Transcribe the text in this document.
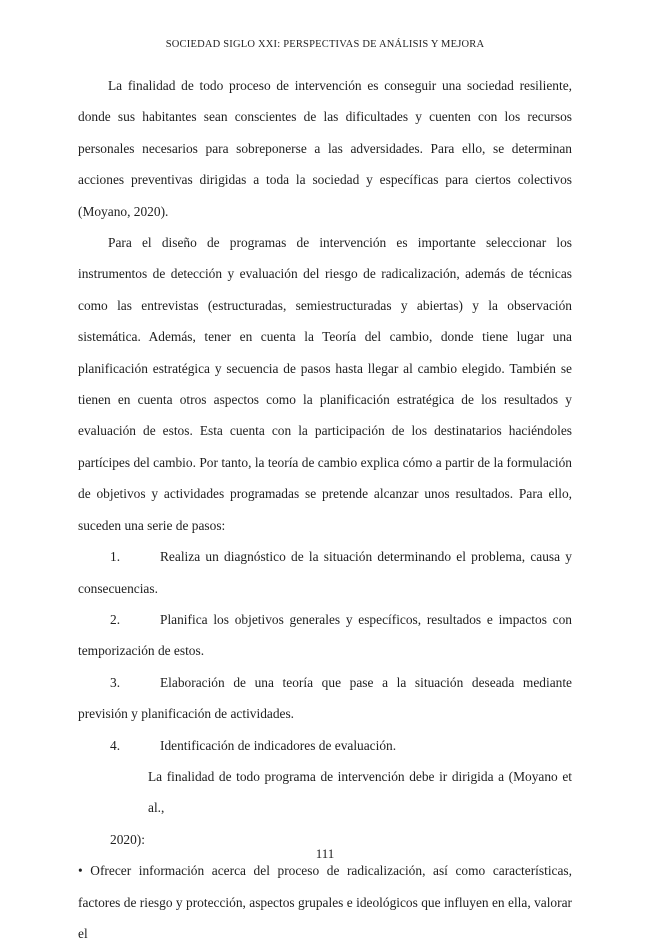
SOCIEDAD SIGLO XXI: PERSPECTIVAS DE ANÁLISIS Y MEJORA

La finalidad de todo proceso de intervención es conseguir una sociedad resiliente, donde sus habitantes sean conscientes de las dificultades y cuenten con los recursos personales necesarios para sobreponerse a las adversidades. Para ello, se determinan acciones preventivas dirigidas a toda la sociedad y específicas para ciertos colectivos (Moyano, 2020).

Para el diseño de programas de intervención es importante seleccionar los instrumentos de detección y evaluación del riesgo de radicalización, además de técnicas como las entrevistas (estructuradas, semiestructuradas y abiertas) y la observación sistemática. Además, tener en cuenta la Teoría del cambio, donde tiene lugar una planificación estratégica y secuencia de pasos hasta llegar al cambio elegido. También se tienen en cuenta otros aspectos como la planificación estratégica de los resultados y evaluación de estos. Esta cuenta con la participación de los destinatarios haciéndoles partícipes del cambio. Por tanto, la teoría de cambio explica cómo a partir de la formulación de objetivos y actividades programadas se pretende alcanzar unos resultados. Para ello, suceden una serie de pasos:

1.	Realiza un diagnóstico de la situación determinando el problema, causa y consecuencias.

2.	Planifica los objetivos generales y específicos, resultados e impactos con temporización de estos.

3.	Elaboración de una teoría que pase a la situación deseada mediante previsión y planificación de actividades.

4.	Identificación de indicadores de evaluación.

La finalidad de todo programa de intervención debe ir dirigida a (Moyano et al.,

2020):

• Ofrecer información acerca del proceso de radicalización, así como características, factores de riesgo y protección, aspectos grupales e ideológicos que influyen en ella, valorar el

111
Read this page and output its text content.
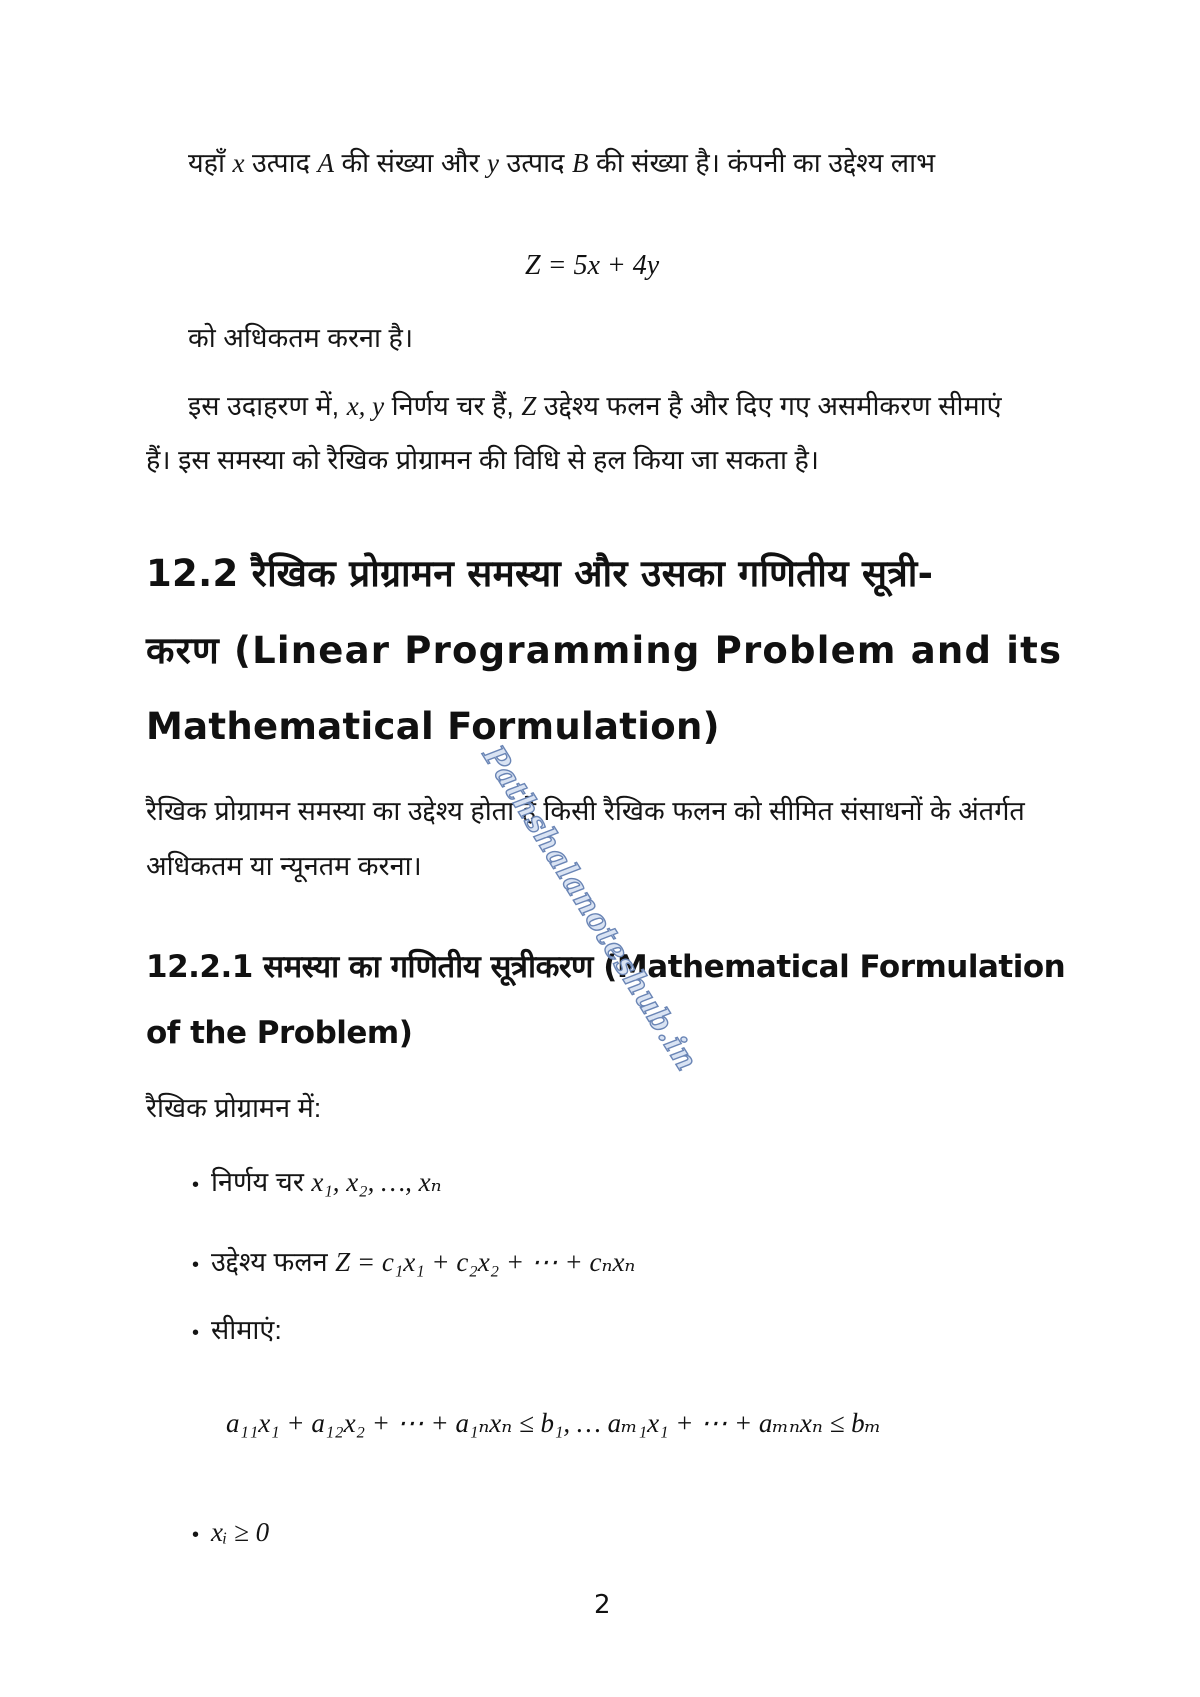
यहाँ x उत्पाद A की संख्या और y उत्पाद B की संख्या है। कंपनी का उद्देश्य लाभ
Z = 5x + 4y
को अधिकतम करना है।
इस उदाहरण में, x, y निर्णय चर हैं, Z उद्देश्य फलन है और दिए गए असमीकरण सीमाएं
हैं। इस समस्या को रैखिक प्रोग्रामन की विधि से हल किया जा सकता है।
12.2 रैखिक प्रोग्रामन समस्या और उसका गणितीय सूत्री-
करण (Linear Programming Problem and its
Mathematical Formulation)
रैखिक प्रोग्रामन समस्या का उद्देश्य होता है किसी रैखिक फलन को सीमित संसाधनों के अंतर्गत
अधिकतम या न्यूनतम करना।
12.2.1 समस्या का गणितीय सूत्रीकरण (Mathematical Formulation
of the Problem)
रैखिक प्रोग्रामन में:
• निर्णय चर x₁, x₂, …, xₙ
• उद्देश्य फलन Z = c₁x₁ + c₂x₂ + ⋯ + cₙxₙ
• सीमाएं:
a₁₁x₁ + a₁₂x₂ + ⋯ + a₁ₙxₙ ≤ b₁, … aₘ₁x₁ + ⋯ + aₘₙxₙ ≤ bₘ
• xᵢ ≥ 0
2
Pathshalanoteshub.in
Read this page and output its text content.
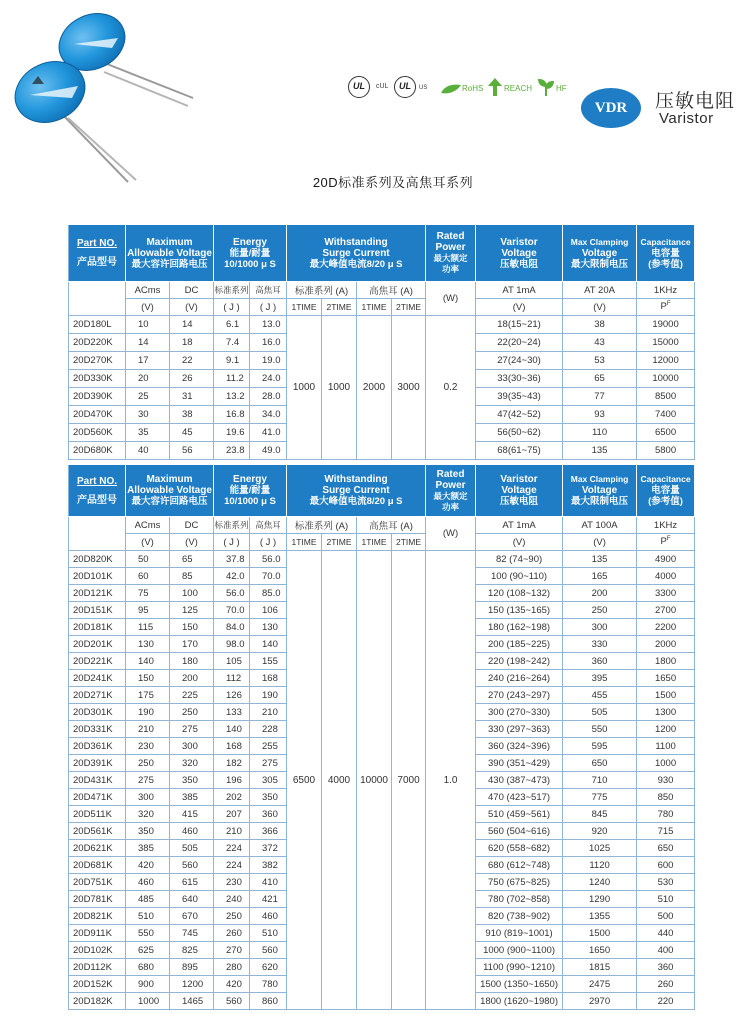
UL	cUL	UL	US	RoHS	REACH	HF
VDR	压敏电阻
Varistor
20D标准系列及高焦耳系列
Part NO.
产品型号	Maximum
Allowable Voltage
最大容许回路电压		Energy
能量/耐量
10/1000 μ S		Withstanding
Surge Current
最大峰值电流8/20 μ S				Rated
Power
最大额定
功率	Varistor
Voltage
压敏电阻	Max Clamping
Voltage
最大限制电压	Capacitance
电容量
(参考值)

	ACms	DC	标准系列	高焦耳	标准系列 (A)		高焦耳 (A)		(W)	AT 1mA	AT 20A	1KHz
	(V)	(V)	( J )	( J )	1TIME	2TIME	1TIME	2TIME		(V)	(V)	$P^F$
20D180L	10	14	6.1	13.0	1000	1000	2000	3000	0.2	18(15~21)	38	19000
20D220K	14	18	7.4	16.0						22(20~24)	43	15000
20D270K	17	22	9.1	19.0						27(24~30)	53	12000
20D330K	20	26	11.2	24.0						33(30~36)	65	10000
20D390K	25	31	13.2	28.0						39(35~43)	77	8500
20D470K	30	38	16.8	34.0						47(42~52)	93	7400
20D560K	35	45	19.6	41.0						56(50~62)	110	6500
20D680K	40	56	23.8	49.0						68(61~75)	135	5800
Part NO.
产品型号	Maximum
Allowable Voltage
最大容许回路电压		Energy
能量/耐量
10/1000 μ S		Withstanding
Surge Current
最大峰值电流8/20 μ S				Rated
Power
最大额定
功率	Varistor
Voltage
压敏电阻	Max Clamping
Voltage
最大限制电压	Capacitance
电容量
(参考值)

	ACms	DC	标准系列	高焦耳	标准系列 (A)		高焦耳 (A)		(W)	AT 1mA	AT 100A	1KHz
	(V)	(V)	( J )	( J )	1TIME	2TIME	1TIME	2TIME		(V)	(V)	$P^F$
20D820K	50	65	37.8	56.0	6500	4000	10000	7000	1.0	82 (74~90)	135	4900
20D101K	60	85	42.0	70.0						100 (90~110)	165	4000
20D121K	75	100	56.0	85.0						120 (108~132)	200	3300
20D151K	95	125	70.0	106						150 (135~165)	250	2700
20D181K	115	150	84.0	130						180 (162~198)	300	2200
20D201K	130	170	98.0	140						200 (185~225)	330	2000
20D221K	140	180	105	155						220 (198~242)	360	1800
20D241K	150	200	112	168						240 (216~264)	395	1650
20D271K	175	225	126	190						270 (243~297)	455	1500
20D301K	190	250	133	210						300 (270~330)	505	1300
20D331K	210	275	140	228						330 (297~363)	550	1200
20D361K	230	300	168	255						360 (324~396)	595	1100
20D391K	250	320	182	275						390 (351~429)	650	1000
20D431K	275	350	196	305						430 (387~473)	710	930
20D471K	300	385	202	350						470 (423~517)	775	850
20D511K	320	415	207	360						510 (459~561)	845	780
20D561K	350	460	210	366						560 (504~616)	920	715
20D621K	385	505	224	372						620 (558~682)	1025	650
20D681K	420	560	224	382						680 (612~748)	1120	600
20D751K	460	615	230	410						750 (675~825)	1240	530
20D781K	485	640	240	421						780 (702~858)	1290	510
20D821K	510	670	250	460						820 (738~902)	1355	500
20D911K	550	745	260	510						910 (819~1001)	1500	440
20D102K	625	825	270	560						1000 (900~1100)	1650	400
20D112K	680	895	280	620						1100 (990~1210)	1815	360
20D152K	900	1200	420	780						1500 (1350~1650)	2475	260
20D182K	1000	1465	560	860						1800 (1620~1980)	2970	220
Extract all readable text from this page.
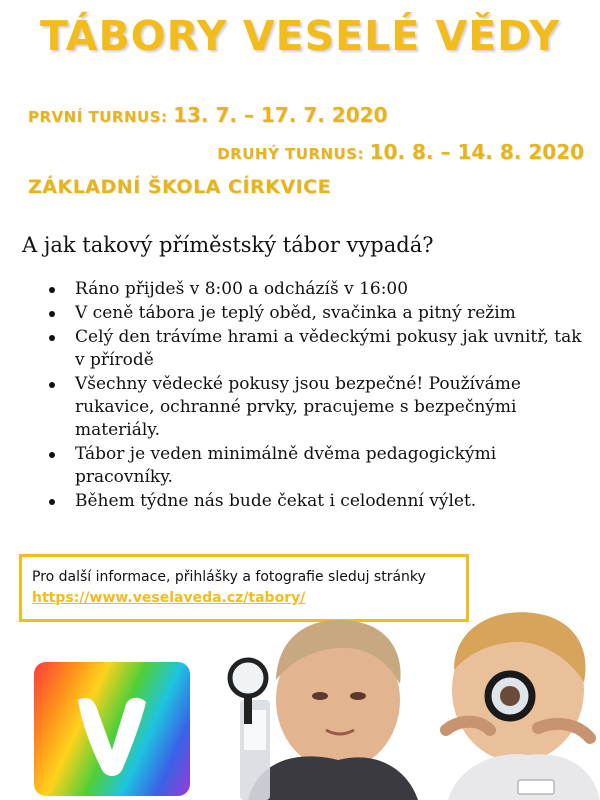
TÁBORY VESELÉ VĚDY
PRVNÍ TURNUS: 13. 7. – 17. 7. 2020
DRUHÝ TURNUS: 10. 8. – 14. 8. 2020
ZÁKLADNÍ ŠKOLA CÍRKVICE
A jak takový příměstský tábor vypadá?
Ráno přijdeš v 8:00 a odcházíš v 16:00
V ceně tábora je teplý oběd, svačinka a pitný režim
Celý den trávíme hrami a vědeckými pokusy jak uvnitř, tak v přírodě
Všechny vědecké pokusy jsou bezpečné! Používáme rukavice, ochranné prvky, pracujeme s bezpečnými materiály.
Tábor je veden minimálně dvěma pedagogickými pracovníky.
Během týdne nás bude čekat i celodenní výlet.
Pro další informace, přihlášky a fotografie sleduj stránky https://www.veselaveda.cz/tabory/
+ + +
**Task to carry out**:
Look through the records and gather every line containing "this".

**The completed task**:
Transcribe the text in this document.
Read this page and output its text content.
Read this page and output its text content.
Extract all readable text from this page.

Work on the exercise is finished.